DIRECTIVE ::
In the material below, find all lines with the string "name" and copy them.

--- Begin ---

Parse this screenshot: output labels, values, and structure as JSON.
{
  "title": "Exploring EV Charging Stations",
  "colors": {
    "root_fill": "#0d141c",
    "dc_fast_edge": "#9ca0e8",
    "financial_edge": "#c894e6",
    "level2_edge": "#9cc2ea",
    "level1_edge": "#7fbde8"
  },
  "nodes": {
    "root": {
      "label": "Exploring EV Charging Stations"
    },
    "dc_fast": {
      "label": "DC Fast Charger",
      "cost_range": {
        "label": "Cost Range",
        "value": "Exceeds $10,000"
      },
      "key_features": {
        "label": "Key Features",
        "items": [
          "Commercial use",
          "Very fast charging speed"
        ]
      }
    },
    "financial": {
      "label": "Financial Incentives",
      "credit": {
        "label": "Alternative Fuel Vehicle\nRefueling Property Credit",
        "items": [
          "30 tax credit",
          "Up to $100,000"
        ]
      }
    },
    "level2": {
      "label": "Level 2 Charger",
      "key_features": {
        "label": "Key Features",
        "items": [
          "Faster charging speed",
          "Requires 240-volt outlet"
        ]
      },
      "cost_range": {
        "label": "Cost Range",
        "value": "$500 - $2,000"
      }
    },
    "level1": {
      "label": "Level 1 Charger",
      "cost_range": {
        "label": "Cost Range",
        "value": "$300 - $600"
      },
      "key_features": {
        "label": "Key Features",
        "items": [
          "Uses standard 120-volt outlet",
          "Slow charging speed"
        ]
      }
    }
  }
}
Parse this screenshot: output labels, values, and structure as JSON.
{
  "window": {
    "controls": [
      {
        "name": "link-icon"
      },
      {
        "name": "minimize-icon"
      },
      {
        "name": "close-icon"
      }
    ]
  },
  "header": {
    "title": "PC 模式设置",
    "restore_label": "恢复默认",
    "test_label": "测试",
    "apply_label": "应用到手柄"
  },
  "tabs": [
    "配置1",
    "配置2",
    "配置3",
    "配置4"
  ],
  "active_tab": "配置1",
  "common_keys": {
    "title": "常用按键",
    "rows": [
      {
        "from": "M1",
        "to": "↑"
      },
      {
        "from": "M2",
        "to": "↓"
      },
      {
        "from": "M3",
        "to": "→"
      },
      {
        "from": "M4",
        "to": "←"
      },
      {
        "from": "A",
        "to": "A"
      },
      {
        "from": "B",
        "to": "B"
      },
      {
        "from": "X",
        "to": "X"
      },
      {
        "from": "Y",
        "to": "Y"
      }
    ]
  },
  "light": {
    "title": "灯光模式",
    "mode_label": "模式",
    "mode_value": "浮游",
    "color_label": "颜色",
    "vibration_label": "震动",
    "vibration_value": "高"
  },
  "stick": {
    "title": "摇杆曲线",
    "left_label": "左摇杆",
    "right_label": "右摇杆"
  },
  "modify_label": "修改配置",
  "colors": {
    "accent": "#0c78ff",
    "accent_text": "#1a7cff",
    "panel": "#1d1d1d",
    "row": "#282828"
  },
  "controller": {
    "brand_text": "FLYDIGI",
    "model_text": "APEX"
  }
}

--- End ---

SOLUTION BELOW ::
        "name": "link-icon"
        "name": "minimize-icon"
        "name": "close-icon"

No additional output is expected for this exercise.